• PROBLEM STATEMENT: Look through the listing below and give the number of lines that hold "ylabel". Say nothing more.

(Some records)
· · · · · · ·
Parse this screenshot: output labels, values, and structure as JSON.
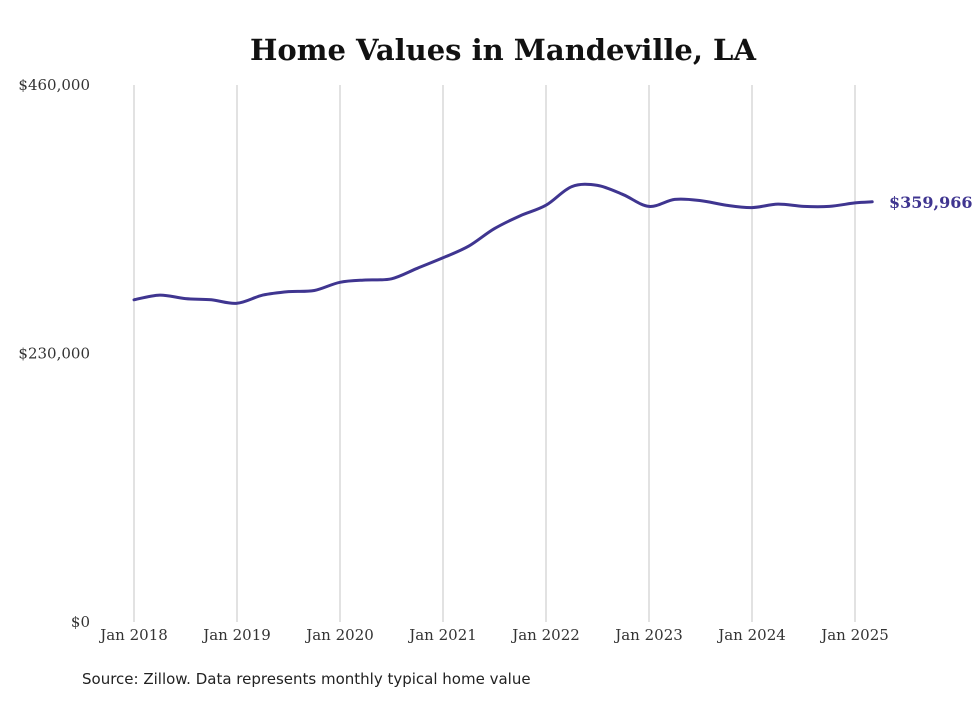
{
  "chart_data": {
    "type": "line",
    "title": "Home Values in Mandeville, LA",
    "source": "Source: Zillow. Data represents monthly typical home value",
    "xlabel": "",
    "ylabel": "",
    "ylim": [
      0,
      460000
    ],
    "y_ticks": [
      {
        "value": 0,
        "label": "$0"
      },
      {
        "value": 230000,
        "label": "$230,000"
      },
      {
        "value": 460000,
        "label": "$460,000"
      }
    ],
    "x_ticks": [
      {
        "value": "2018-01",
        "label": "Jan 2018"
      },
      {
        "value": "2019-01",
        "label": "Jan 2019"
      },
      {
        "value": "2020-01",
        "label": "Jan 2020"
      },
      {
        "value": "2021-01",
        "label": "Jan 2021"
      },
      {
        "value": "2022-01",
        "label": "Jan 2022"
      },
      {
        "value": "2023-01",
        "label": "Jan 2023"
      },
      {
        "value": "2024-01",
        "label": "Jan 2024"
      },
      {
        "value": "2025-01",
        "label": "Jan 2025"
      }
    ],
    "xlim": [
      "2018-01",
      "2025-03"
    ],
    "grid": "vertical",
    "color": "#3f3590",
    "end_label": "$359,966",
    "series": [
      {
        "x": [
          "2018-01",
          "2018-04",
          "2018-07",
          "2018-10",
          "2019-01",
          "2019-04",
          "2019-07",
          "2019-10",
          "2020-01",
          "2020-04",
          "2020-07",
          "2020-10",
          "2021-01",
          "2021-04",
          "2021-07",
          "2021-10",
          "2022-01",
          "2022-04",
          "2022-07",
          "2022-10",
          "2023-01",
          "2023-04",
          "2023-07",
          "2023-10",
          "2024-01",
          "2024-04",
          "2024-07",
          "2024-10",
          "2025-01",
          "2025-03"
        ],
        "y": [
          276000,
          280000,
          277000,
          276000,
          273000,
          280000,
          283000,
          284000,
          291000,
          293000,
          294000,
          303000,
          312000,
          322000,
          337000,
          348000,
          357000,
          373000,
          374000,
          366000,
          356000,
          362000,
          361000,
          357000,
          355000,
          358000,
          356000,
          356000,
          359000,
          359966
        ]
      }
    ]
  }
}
· · · · · · ·
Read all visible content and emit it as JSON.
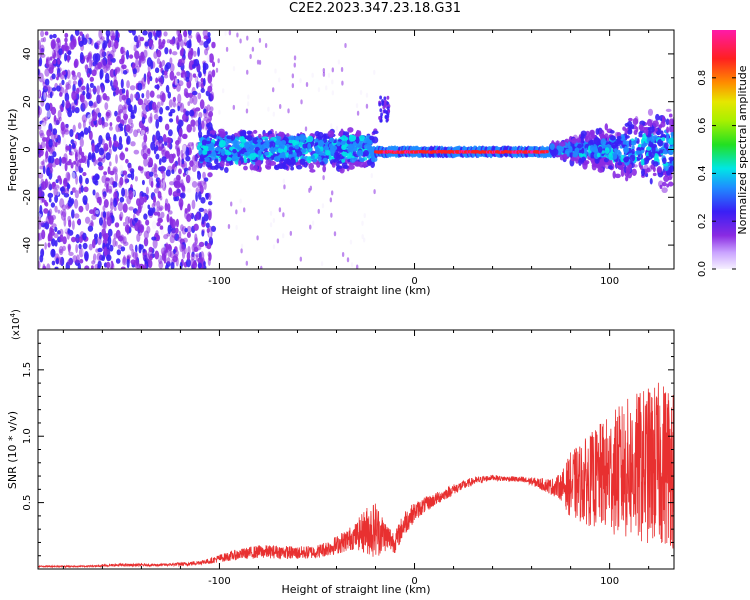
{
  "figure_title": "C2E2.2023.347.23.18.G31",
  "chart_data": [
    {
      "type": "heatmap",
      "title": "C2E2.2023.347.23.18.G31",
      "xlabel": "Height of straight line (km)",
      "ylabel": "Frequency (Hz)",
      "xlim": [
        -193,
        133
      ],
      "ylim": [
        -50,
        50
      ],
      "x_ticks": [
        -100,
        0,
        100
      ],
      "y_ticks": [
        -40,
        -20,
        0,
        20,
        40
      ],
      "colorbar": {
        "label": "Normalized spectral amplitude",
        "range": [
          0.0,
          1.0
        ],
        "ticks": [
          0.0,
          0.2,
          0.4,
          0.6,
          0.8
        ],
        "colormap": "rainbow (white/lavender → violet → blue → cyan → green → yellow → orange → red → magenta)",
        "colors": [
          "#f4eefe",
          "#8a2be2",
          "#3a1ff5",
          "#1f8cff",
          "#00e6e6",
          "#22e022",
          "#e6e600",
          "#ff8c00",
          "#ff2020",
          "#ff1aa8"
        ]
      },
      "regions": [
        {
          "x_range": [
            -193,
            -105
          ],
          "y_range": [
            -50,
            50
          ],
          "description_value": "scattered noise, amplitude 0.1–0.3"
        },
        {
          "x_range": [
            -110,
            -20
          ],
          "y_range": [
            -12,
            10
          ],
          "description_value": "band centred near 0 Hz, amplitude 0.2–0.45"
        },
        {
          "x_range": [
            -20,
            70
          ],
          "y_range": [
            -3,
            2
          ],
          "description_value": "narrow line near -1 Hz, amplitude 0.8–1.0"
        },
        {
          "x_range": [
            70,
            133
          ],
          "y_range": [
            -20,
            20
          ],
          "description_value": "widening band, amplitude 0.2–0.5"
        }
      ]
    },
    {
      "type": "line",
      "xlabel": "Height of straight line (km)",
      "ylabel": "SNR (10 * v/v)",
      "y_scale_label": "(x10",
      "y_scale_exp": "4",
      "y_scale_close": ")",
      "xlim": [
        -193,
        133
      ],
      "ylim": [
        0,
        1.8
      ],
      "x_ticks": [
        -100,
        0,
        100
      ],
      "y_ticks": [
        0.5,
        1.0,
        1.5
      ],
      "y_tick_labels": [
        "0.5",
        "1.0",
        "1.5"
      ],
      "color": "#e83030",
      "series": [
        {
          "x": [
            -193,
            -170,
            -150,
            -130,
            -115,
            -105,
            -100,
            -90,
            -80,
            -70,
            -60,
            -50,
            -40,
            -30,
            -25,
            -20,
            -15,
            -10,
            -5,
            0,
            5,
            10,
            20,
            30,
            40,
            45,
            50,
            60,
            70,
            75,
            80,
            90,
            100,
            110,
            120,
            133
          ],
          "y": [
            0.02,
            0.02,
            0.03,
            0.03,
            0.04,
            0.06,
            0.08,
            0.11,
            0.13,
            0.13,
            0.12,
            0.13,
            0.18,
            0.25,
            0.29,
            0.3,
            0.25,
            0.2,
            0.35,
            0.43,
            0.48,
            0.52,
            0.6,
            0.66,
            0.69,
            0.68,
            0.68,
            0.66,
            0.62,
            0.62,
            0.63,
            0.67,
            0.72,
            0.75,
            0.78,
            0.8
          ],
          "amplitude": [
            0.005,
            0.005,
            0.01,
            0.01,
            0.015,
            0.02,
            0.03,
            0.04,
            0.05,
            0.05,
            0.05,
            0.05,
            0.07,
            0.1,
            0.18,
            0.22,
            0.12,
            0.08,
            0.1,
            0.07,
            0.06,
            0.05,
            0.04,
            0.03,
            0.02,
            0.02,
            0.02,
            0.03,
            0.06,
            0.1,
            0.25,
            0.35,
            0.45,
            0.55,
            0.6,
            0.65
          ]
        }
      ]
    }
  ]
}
· · · · · · ·
• SOLUTION FOR THIS EXERCISE: 3